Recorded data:
------------------------------------------------

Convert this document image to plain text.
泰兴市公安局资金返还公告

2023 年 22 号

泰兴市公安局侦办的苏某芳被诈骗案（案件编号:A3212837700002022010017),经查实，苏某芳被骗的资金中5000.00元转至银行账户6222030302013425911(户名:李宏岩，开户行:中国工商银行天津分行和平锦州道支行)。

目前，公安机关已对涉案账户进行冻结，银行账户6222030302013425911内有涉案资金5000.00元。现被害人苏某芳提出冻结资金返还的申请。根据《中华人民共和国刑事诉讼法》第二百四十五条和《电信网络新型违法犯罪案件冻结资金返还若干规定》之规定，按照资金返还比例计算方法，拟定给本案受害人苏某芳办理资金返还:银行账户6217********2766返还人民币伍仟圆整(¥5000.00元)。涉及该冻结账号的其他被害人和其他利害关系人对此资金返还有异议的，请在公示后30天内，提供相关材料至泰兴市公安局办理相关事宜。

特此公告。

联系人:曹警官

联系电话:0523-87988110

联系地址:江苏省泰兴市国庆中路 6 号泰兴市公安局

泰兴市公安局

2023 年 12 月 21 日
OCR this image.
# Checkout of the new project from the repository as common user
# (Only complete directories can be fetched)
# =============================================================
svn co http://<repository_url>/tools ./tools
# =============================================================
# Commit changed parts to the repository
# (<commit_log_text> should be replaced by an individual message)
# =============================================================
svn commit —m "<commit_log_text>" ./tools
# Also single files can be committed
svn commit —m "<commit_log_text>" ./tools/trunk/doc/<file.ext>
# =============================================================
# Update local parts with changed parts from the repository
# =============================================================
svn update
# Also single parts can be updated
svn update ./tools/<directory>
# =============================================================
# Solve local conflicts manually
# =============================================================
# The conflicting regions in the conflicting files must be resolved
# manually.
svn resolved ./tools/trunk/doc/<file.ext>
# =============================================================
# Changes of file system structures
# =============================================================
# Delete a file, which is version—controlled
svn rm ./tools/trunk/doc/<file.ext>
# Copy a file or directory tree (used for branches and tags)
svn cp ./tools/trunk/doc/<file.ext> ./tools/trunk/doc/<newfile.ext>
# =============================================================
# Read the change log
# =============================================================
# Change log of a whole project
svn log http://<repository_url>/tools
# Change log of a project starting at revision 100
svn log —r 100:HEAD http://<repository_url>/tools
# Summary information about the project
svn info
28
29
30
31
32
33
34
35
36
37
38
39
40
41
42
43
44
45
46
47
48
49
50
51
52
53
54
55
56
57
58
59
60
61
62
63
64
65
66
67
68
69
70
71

------------------------------------------------

▶ [CHALLENGE] Select every line above that contains the word "resolved", and copy it.

▶ [EXPECTED ANSWER]
# The conflicting regions in the conflicting files must be resolved
svn resolved ./tools/trunk/doc/<file.ext>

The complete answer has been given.